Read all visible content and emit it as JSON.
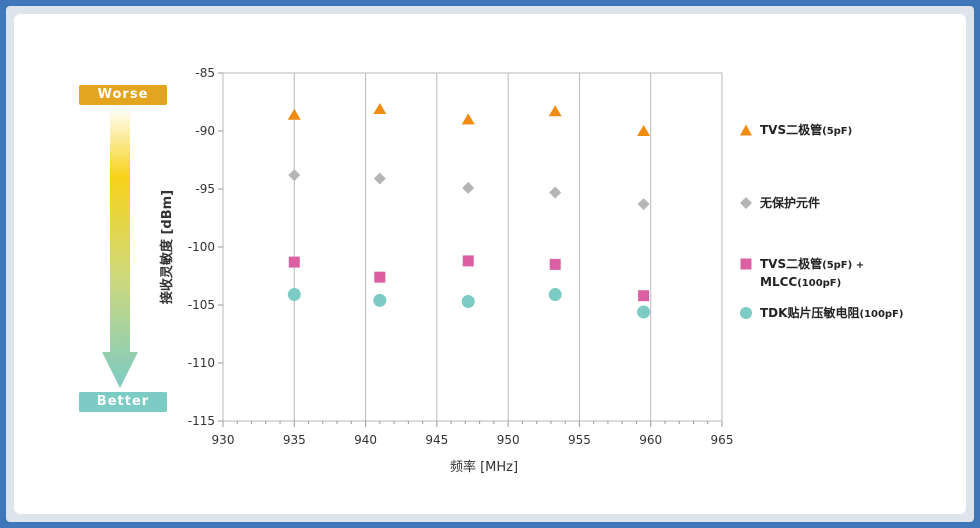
{
  "indicator": {
    "worse_label": "Worse",
    "better_label": "Better",
    "colors": {
      "worse": "#e3a41f",
      "mid": "#f2cc18",
      "better": "#7ccbc4"
    }
  },
  "chart_data": {
    "type": "scatter",
    "xlabel": "频率 [MHz]",
    "ylabel": "接收灵敏度 [dBm]",
    "xlim": [
      930,
      965
    ],
    "ylim": [
      -115,
      -85
    ],
    "xticks": [
      930,
      935,
      940,
      945,
      950,
      955,
      960,
      965
    ],
    "yticks": [
      -85,
      -90,
      -95,
      -100,
      -105,
      -110,
      -115
    ],
    "grid": "vertical",
    "legend_position": "right",
    "series": [
      {
        "name": "TVS二极管(5pF)",
        "marker": "triangle",
        "color": "#ef8c11",
        "points": [
          [
            935,
            -88.6
          ],
          [
            941,
            -88.1
          ],
          [
            947.2,
            -89.0
          ],
          [
            953.3,
            -88.3
          ],
          [
            959.5,
            -90.0
          ]
        ]
      },
      {
        "name": "无保护元件",
        "marker": "diamond",
        "color": "#b5b5b5",
        "points": [
          [
            935,
            -93.8
          ],
          [
            941,
            -94.1
          ],
          [
            947.2,
            -94.9
          ],
          [
            953.3,
            -95.3
          ],
          [
            959.5,
            -96.3
          ]
        ]
      },
      {
        "name": "TVS二极管(5pF) + MLCC(100pF)",
        "marker": "square",
        "color": "#dd5fa3",
        "points": [
          [
            935,
            -101.3
          ],
          [
            941,
            -102.6
          ],
          [
            947.2,
            -101.2
          ],
          [
            953.3,
            -101.5
          ],
          [
            959.5,
            -104.2
          ]
        ]
      },
      {
        "name": "TDK贴片压敏电阻(100pF)",
        "marker": "circle",
        "color": "#7ccbc4",
        "points": [
          [
            935,
            -104.1
          ],
          [
            941,
            -104.6
          ],
          [
            947.2,
            -104.7
          ],
          [
            953.3,
            -104.1
          ],
          [
            959.5,
            -105.6
          ]
        ]
      }
    ]
  },
  "legend": [
    {
      "line1": "TVS二极管",
      "suffix1": "(5pF)",
      "line2": "",
      "suffix2": ""
    },
    {
      "line1": "无保护元件",
      "suffix1": "",
      "line2": "",
      "suffix2": ""
    },
    {
      "line1": "TVS二极管",
      "suffix1": "(5pF) +",
      "line2": "MLCC",
      "suffix2": "(100pF)"
    },
    {
      "line1": "TDK贴片压敏电阻",
      "suffix1": "(100pF)",
      "line2": "",
      "suffix2": ""
    }
  ]
}
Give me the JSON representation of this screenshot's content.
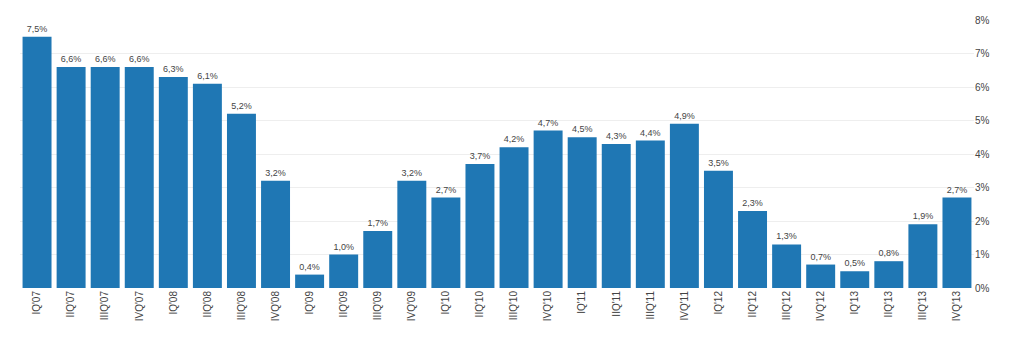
{
  "chart_data": {
    "type": "bar",
    "categories": [
      "IQ'07",
      "IIQ'07",
      "IIIQ'07",
      "IVQ'07",
      "IQ'08",
      "IIQ'08",
      "IIIQ'08",
      "IVQ'08",
      "IQ'09",
      "IIQ'09",
      "IIIQ'09",
      "IVQ'09",
      "IQ'10",
      "IIQ'10",
      "IIIQ'10",
      "IVQ'10",
      "IQ'11",
      "IIQ'11",
      "IIIQ'11",
      "IVQ'11",
      "IQ'12",
      "IIQ'12",
      "IIIQ'12",
      "IVQ'12",
      "IQ'13",
      "IIQ'13",
      "IIIQ'13",
      "IVQ'13"
    ],
    "values": [
      7.5,
      6.6,
      6.6,
      6.6,
      6.3,
      6.1,
      5.2,
      3.2,
      0.4,
      1.0,
      1.7,
      3.2,
      2.7,
      3.7,
      4.2,
      4.7,
      4.5,
      4.3,
      4.4,
      4.9,
      3.5,
      2.3,
      1.3,
      0.7,
      0.5,
      0.8,
      1.9,
      2.7
    ],
    "value_labels": [
      "7,5%",
      "6,6%",
      "6,6%",
      "6,6%",
      "6,3%",
      "6,1%",
      "5,2%",
      "3,2%",
      "0,4%",
      "1,0%",
      "1,7%",
      "3,2%",
      "2,7%",
      "3,7%",
      "4,2%",
      "4,7%",
      "4,5%",
      "4,3%",
      "4,4%",
      "4,9%",
      "3,5%",
      "2,3%",
      "1,3%",
      "0,7%",
      "0,5%",
      "0,8%",
      "1,9%",
      "2,7%"
    ],
    "data_labels": true,
    "ylim": [
      0,
      8
    ],
    "yticks": [
      {
        "value": 0,
        "label": "0%"
      },
      {
        "value": 1,
        "label": "1%"
      },
      {
        "value": 2,
        "label": "2%"
      },
      {
        "value": 3,
        "label": "3%"
      },
      {
        "value": 4,
        "label": "4%"
      },
      {
        "value": 5,
        "label": "5%"
      },
      {
        "value": 6,
        "label": "6%"
      },
      {
        "value": 7,
        "label": "7%"
      },
      {
        "value": 8,
        "label": "8%"
      }
    ],
    "grid": true
  }
}
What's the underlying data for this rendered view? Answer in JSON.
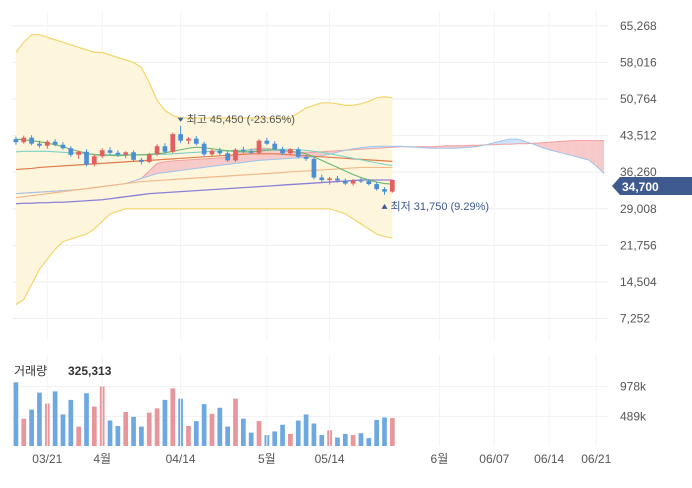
{
  "current_price_badge": "34,700",
  "volume_label": "거래량",
  "volume_value": "325,313",
  "annotations": {
    "high": "최고 45,450 (-23.65%)",
    "low": "최저 31,750 (9.29%)"
  },
  "colors": {
    "up": "#e35f5f",
    "down": "#4a8fd6",
    "badge": "#3f5a8f",
    "vol_up": "#e8959c",
    "vol_down": "#6ea8e0",
    "cloud_up": "#f7c9c9",
    "cloud_down": "#cfe3f7",
    "envelope_fill": "#fdf6dc",
    "envelope_line": "#f2d56b"
  },
  "chart_data": [
    {
      "type": "candlestick",
      "title": "",
      "y_ticks": [
        "65,268",
        "58,016",
        "50,764",
        "43,512",
        "36,260",
        "29,008",
        "21,756",
        "14,504",
        "7,252"
      ],
      "ylim": [
        3000,
        68000
      ],
      "x_ticks": [
        "03/21",
        "4월",
        "04/14",
        "5월",
        "05/14",
        "6월",
        "06/07",
        "06/14",
        "06/21"
      ],
      "x_tick_index": [
        4,
        11,
        21,
        32,
        40,
        54,
        61,
        68,
        74
      ],
      "x_count": 76,
      "ohlc": [
        [
          42800,
          43300,
          41700,
          42200
        ],
        [
          42200,
          43500,
          41900,
          43100
        ],
        [
          43100,
          43600,
          41600,
          41900
        ],
        [
          41900,
          42500,
          41100,
          41500
        ],
        [
          41500,
          42600,
          40900,
          42300
        ],
        [
          42300,
          42800,
          41400,
          41700
        ],
        [
          41700,
          42200,
          40700,
          41000
        ],
        [
          41000,
          41400,
          39300,
          39700
        ],
        [
          39700,
          40500,
          38900,
          40300
        ],
        [
          40300,
          40800,
          37400,
          37800
        ],
        [
          37800,
          39800,
          37400,
          39400
        ],
        [
          39400,
          41000,
          39000,
          40600
        ],
        [
          40600,
          41200,
          39700,
          40100
        ],
        [
          40100,
          40600,
          39300,
          39700
        ],
        [
          39700,
          40400,
          39000,
          40200
        ],
        [
          40200,
          40600,
          38300,
          38700
        ],
        [
          38700,
          39100,
          37800,
          38300
        ],
        [
          38300,
          40100,
          38000,
          39800
        ],
        [
          39800,
          41800,
          39500,
          41400
        ],
        [
          41400,
          42000,
          39900,
          40300
        ],
        [
          40300,
          44100,
          40000,
          43800
        ],
        [
          43800,
          45450,
          42000,
          42500
        ],
        [
          42500,
          43200,
          41800,
          42900
        ],
        [
          42900,
          43400,
          41600,
          41900
        ],
        [
          41900,
          42300,
          39400,
          39800
        ],
        [
          39800,
          40800,
          39400,
          40500
        ],
        [
          40500,
          41100,
          39600,
          40000
        ],
        [
          40000,
          40500,
          38300,
          38600
        ],
        [
          38600,
          41000,
          38300,
          40700
        ],
        [
          40700,
          41300,
          40000,
          40400
        ],
        [
          40400,
          40900,
          39800,
          40100
        ],
        [
          40100,
          42800,
          39800,
          42500
        ],
        [
          42500,
          43100,
          41600,
          41900
        ],
        [
          41900,
          42400,
          40500,
          40800
        ],
        [
          40800,
          41300,
          39700,
          40000
        ],
        [
          40000,
          41000,
          39600,
          40800
        ],
        [
          40800,
          41200,
          39000,
          39300
        ],
        [
          39300,
          39700,
          38500,
          38900
        ],
        [
          38900,
          39300,
          34800,
          35200
        ],
        [
          35200,
          35800,
          34300,
          34700
        ],
        [
          34700,
          35300,
          33800,
          35000
        ],
        [
          35000,
          35500,
          34200,
          34600
        ],
        [
          34600,
          35000,
          33700,
          34000
        ],
        [
          34000,
          34900,
          33600,
          34600
        ],
        [
          34600,
          35100,
          34100,
          34500
        ],
        [
          34500,
          34900,
          33600,
          33900
        ],
        [
          33900,
          34300,
          32600,
          32900
        ],
        [
          32900,
          33300,
          31750,
          32400
        ],
        [
          32400,
          34800,
          32200,
          34700
        ]
      ],
      "volume": [
        1050,
        450,
        600,
        880,
        700,
        900,
        520,
        760,
        320,
        870,
        650,
        980,
        420,
        330,
        560,
        480,
        320,
        550,
        620,
        760,
        950,
        780,
        330,
        410,
        690,
        530,
        630,
        320,
        780,
        450,
        220,
        410,
        180,
        240,
        350,
        200,
        420,
        520,
        370,
        180,
        260,
        140,
        200,
        180,
        210,
        130,
        430,
        470,
        460
      ],
      "volume_yticks": [
        "978k",
        "489k"
      ],
      "volume_ylim": [
        0,
        1500
      ],
      "indicators": {
        "ma_short": [
          42800,
          42700,
          42500,
          42300,
          42000,
          41700,
          41300,
          40800,
          40400,
          40000,
          39700,
          39600,
          39600,
          39500,
          39600,
          39700,
          39700,
          39800,
          39900,
          40100,
          40400,
          40700,
          41000,
          41200,
          41100,
          40900,
          40700,
          40500,
          40400,
          40300,
          40300,
          40400,
          40600,
          40700,
          40600,
          40400,
          40200,
          39900,
          39300,
          38600,
          37900,
          37200,
          36500,
          35800,
          35200,
          34700,
          34300,
          34000,
          33900
        ],
        "ma_mid": [
          40300,
          40400,
          40400,
          40400,
          40400,
          40300,
          40200,
          40100,
          40000,
          39900,
          39800,
          39700,
          39700,
          39700,
          39700,
          39700,
          39700,
          39700,
          39800,
          39800,
          39900,
          40000,
          40100,
          40200,
          40300,
          40400,
          40500,
          40500,
          40600,
          40600,
          40700,
          40700,
          40800,
          40800,
          40800,
          40800,
          40700,
          40600,
          40400,
          40200,
          39900,
          39600,
          39300,
          39000,
          38700,
          38400,
          38100,
          37800,
          37600
        ],
        "ma_long": [
          36800,
          36900,
          37000,
          37200,
          37300,
          37400,
          37500,
          37600,
          37700,
          37800,
          37900,
          38000,
          38100,
          38200,
          38300,
          38400,
          38500,
          38600,
          38700,
          38800,
          38900,
          39000,
          39100,
          39200,
          39300,
          39400,
          39500,
          39600,
          39700,
          39800,
          39900,
          39900,
          39900,
          39900,
          39800,
          39700,
          39600,
          39500,
          39400,
          39300,
          39200,
          39100,
          39000,
          38900,
          38800,
          38700,
          38600,
          38500,
          38400
        ],
        "ma_very_long": [
          31200,
          31400,
          31600,
          31800,
          32000,
          32200,
          32400,
          32600,
          32800,
          33000,
          33200,
          33400,
          33600,
          33800,
          34000,
          34200,
          34400,
          34500,
          34600,
          34700,
          34800,
          34900,
          35000,
          35100,
          35200,
          35300,
          35400,
          35500,
          35600,
          35700,
          35800,
          35900,
          36000,
          36100,
          36200,
          36300,
          36400,
          36500,
          36600,
          36700,
          36800,
          36900,
          37000,
          37100,
          37200,
          37200,
          37200,
          37200,
          37200
        ],
        "baseline": [
          30000,
          30100,
          30100,
          30200,
          30200,
          30300,
          30300,
          30400,
          30500,
          30600,
          30700,
          30800,
          31000,
          31200,
          31400,
          31600,
          31800,
          32000,
          32100,
          32200,
          32300,
          32400,
          32500,
          32600,
          32700,
          32800,
          32900,
          33000,
          33100,
          33200,
          33300,
          33400,
          33500,
          33600,
          33700,
          33800,
          33900,
          34000,
          34100,
          34200,
          34300,
          34400,
          34500,
          34600,
          34700,
          34700,
          34700,
          34700,
          34700
        ],
        "envelope_upper": [
          60000,
          62000,
          63500,
          63500,
          63000,
          62500,
          62000,
          61500,
          61000,
          60500,
          60000,
          60000,
          59500,
          59000,
          58500,
          58000,
          57000,
          54000,
          50500,
          48500,
          47500,
          47000,
          47000,
          47000,
          47000,
          47000,
          47000,
          47000,
          47000,
          47000,
          47000,
          47000,
          47000,
          47000,
          47000,
          47000,
          48000,
          49000,
          49500,
          50000,
          50000,
          49800,
          49500,
          49500,
          49800,
          50300,
          51000,
          51200,
          51000
        ],
        "envelope_lower": [
          10000,
          11000,
          14000,
          17000,
          19000,
          21000,
          22500,
          23000,
          23500,
          24000,
          25000,
          26500,
          28000,
          28500,
          29000,
          29000,
          29000,
          29000,
          29000,
          29000,
          29000,
          29000,
          29000,
          29000,
          29000,
          29000,
          29000,
          29000,
          29000,
          29000,
          29000,
          29000,
          29000,
          29000,
          29000,
          29000,
          29000,
          29000,
          29000,
          29000,
          29000,
          28500,
          28000,
          27000,
          26000,
          25000,
          24000,
          23500,
          23200
        ],
        "cloud_a": [
          32000,
          32100,
          32200,
          32300,
          32400,
          32500,
          32600,
          32700,
          32800,
          33000,
          33200,
          33400,
          33600,
          33800,
          34000,
          34500,
          35000,
          36500,
          38000,
          38300,
          38500,
          38600,
          38700,
          38800,
          38900,
          39000,
          39100,
          39200,
          40000,
          40500,
          40800,
          41000,
          41000,
          40800,
          40500,
          40300,
          40200,
          40200,
          40200,
          40300,
          40400,
          40500,
          40600,
          40700,
          40800,
          40900,
          41000,
          41100,
          41200,
          41300,
          41300,
          41300,
          41300,
          41300,
          41400,
          41500,
          41500,
          41500,
          41600,
          41600,
          41700,
          41700,
          41800,
          41800,
          41900,
          41900,
          42000,
          42100,
          42200,
          42300,
          42400,
          42500,
          42500,
          42500,
          42500,
          42500
        ],
        "cloud_b": [
          32000,
          32100,
          32200,
          32300,
          32400,
          32500,
          32600,
          32700,
          32800,
          33000,
          33200,
          33400,
          33600,
          33800,
          34000,
          34500,
          35000,
          35500,
          36000,
          36200,
          36400,
          36600,
          36800,
          37000,
          37200,
          37400,
          37600,
          37800,
          38000,
          38200,
          38400,
          38600,
          38700,
          38800,
          38900,
          39000,
          39100,
          39200,
          39300,
          39500,
          39800,
          40200,
          40600,
          40900,
          41100,
          41300,
          41400,
          41400,
          41400,
          41400,
          41300,
          41200,
          41100,
          41000,
          41000,
          41000,
          41000,
          41100,
          41200,
          41400,
          41700,
          42100,
          42500,
          42800,
          42800,
          42300,
          41800,
          41200,
          40700,
          40300,
          39900,
          39500,
          39100,
          38700,
          37500,
          36000
        ]
      }
    }
  ]
}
........
**EXERCISE OBJECTIVE**
Show every line that contains the word "TVS二极管".

**EXPECTED OUTPUT**
        "name": "TVS二极管(5pF)",
        "name": "TVS二极管(5pF) + MLCC(100pF)",
      "line1": "TVS二极管",
      "line1": "TVS二极管",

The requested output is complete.